_What you will do_: All lines holding the string "Civil" are to be shown.

_Entries_:
Begin

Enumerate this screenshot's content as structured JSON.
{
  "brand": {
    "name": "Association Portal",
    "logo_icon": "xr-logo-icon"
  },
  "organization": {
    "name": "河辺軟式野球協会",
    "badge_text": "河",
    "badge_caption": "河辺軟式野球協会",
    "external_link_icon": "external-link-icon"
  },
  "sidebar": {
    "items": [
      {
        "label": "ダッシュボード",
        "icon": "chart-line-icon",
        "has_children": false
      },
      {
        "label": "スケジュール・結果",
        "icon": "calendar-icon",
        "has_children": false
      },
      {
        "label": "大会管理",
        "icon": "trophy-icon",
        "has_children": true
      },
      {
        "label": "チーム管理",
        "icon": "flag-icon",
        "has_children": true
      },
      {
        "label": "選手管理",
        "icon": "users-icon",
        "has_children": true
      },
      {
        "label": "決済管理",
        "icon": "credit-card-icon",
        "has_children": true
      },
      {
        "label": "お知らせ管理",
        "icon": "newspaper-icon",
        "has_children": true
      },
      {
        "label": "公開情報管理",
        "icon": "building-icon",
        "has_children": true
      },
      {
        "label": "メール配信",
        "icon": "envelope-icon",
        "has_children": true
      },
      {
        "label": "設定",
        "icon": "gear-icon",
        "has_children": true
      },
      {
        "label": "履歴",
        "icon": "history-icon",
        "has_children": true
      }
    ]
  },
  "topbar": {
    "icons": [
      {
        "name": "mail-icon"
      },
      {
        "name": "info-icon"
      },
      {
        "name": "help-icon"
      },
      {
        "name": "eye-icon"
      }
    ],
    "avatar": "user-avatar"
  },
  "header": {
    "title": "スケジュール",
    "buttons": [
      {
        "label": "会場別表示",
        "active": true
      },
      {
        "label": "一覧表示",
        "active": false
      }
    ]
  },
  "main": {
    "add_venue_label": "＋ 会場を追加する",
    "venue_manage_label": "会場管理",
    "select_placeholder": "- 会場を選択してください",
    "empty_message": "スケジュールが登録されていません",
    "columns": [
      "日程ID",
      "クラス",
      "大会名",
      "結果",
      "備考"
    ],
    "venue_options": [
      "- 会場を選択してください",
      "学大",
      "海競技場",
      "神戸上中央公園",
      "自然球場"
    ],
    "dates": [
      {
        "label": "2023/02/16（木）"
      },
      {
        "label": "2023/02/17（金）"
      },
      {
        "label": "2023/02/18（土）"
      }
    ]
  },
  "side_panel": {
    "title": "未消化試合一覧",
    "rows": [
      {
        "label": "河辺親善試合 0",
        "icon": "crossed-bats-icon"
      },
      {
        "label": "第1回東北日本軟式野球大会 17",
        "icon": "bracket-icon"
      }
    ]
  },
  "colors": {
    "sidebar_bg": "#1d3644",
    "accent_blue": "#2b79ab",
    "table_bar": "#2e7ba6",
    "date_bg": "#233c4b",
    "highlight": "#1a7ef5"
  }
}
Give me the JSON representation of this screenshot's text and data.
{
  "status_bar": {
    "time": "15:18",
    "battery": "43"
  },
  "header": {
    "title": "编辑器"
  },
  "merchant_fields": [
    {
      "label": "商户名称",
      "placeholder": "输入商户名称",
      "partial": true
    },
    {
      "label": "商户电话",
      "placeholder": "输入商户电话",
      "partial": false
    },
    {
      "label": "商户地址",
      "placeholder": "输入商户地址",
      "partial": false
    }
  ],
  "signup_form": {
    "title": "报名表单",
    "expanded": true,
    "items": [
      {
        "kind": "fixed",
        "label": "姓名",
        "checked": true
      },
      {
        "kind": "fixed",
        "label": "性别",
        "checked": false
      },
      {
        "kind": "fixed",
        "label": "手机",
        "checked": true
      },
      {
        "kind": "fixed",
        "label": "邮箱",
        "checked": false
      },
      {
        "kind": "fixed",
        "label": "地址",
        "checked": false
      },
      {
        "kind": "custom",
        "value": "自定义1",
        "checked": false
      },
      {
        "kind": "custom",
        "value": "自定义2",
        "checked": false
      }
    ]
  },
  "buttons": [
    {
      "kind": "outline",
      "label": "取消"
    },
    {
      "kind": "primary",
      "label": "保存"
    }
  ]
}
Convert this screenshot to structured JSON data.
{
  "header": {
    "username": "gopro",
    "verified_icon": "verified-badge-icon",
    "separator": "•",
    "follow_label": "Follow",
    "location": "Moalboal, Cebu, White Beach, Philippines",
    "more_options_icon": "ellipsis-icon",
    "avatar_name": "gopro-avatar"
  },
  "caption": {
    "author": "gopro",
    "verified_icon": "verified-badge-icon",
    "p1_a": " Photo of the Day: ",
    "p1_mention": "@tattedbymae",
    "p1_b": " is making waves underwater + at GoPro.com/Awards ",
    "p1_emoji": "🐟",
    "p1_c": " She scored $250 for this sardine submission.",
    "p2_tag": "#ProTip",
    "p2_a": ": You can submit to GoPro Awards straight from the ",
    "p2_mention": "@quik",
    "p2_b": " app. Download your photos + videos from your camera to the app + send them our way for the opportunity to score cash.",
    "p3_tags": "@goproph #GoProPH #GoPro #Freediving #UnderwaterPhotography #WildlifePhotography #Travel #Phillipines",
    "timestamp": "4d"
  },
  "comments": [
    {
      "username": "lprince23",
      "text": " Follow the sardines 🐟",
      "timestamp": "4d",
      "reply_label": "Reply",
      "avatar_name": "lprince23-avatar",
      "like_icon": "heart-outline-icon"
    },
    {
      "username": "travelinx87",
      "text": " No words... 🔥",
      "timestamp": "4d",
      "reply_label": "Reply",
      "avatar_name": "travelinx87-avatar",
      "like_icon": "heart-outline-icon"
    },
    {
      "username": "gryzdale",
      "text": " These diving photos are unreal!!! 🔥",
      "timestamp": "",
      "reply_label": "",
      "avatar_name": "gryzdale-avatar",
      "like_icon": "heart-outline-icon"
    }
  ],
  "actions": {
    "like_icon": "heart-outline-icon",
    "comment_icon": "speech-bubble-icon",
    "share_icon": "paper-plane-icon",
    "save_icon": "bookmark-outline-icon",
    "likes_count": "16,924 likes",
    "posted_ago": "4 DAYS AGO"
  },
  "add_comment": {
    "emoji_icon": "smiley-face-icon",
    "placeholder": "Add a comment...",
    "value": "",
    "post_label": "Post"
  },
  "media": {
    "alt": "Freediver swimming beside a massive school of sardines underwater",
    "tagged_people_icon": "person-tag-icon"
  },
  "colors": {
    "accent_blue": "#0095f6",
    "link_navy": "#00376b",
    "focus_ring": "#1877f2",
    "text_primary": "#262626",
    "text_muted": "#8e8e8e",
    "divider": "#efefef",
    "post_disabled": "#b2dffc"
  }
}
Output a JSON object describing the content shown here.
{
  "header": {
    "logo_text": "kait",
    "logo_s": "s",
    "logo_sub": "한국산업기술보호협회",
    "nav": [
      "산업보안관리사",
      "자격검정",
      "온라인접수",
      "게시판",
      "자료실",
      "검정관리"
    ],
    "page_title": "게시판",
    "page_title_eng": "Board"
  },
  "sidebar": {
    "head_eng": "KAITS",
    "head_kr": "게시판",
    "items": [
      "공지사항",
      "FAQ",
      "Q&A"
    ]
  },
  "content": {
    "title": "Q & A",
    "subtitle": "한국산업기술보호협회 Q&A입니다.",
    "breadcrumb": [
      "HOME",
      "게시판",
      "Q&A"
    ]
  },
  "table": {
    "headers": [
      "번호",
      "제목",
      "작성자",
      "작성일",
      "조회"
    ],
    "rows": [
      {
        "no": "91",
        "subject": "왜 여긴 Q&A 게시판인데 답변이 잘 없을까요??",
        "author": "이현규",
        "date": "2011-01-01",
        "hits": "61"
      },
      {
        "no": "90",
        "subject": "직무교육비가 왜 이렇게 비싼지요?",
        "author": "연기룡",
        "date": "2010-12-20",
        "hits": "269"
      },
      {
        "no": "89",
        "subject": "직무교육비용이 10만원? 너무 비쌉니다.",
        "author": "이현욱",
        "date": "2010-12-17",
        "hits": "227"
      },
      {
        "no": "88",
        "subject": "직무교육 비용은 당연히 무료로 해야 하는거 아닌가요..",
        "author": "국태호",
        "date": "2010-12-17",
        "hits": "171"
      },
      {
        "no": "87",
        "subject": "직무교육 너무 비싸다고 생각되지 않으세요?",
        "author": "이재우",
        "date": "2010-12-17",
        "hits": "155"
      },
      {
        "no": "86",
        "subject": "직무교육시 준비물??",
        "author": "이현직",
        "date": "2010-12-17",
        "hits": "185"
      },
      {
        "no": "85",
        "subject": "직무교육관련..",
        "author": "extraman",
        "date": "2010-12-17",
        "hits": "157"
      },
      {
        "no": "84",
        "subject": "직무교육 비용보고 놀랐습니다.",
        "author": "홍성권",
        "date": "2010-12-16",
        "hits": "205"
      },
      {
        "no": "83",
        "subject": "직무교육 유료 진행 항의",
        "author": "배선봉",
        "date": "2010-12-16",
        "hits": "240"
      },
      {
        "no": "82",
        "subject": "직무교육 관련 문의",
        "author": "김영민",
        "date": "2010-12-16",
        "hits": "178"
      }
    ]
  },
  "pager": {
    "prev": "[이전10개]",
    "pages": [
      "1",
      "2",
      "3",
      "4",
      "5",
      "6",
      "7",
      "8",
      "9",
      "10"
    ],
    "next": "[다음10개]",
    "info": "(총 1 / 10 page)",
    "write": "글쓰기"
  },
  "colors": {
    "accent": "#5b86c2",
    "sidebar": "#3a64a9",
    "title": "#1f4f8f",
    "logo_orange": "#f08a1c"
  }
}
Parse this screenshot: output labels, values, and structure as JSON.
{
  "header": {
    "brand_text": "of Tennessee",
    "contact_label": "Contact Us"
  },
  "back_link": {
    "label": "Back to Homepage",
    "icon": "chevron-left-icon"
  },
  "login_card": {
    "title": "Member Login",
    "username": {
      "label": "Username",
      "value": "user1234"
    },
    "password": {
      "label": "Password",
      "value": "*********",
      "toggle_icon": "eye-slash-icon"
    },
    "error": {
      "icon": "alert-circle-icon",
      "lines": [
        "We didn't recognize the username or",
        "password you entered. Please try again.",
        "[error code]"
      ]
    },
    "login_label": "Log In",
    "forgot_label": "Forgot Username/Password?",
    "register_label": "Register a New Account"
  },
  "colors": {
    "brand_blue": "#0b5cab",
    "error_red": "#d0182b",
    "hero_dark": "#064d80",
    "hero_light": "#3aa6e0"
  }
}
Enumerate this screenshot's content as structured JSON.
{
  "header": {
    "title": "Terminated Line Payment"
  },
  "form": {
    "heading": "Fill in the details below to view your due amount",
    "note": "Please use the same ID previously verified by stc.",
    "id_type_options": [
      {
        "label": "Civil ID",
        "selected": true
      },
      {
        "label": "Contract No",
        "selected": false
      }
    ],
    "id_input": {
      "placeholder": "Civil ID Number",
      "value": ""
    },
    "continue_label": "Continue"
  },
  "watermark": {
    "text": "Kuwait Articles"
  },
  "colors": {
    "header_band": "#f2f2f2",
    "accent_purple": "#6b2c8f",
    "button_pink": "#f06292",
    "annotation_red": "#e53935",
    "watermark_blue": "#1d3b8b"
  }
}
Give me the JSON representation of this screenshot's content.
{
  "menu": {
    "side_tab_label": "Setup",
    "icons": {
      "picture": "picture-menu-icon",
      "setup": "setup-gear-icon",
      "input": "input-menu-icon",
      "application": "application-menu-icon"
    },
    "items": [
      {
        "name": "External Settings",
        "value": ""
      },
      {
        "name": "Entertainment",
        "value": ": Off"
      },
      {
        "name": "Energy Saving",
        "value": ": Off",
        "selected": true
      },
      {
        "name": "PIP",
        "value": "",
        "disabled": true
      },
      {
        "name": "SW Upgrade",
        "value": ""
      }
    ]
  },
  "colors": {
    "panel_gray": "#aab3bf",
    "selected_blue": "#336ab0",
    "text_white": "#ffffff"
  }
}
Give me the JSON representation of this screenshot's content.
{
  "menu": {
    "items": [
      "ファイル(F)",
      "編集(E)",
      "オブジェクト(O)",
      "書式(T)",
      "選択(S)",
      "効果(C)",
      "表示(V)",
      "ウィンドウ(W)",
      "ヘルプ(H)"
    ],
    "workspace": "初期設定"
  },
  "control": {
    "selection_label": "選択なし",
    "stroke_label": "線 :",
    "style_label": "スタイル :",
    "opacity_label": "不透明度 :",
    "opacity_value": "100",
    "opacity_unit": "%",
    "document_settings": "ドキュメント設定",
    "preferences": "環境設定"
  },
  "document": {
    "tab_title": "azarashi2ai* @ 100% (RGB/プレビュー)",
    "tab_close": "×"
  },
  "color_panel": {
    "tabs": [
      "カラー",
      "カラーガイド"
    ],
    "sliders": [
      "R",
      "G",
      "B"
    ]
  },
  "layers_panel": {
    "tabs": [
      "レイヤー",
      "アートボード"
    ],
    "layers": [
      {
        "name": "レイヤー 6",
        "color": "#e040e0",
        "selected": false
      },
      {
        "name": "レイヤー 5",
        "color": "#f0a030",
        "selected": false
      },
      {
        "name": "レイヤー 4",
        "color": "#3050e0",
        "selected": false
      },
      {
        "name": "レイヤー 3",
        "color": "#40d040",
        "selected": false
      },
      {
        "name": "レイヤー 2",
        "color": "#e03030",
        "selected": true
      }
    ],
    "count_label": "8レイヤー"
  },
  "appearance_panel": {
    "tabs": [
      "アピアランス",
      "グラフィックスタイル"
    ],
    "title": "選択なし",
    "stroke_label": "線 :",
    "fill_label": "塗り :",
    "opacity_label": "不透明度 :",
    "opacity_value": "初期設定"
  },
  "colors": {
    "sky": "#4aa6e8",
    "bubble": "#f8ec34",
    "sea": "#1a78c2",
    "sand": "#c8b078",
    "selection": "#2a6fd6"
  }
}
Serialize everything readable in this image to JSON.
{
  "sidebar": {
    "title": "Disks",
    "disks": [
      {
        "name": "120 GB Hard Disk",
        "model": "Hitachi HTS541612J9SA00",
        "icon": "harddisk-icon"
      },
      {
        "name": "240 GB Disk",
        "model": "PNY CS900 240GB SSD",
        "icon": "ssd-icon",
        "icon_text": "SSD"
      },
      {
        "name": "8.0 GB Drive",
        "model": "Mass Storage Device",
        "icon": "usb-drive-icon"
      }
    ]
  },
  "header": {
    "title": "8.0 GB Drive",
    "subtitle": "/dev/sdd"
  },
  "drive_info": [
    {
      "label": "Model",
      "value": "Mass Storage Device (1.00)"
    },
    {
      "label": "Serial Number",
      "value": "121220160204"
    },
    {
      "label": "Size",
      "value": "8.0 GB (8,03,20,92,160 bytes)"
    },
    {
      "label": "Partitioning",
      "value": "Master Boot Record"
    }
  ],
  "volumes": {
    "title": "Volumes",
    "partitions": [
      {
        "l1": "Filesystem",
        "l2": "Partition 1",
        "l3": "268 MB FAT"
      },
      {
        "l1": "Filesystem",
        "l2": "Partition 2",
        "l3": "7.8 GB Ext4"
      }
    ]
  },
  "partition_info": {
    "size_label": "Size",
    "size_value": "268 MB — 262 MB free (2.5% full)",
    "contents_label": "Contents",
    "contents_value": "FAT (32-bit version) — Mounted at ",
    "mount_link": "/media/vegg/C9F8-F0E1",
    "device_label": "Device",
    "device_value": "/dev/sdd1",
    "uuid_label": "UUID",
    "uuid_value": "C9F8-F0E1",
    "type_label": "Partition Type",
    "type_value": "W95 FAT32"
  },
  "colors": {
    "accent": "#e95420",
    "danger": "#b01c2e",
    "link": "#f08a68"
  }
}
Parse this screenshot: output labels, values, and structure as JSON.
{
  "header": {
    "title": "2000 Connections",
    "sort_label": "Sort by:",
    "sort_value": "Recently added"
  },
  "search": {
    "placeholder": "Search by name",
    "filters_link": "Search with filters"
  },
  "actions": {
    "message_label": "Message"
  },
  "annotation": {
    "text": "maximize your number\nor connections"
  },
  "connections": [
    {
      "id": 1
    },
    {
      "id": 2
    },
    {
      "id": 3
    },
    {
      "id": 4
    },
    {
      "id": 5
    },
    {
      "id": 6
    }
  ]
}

End

_Task solution_:
        "label": "Civil ID",
      "placeholder": "Civil ID Number",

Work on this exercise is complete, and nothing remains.